-------- EXCERPTED RECORDS

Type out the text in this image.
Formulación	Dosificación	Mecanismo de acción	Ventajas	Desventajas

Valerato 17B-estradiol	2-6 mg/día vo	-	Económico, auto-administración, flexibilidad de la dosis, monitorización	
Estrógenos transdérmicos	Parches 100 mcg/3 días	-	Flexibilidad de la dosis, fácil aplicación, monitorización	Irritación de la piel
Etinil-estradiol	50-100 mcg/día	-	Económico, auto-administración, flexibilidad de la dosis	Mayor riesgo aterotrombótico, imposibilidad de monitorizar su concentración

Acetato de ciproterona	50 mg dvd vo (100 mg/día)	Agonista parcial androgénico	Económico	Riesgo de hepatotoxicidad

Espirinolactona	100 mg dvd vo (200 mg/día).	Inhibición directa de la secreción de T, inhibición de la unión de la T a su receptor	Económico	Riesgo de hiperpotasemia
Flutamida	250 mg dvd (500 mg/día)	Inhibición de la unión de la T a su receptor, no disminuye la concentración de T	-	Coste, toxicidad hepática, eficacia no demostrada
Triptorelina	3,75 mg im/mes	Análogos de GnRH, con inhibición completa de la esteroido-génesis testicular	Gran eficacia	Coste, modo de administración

----------------

» **GIVEN EXERCISE**
In the records above, find each line holding "estradiol" and copy it.

» **RIGHT ANSWER**
Valerato 17B-estradiol	2-6 mg/día vo	-	Económico, auto-administración, flexibilidad de la dosis, monitorización	
Etinil-estradiol	50-100 mcg/día	-	Económico, auto-administración, flexibilidad de la dosis	Mayor riesgo aterotrombótico, imposibilidad de monitorizar su concentración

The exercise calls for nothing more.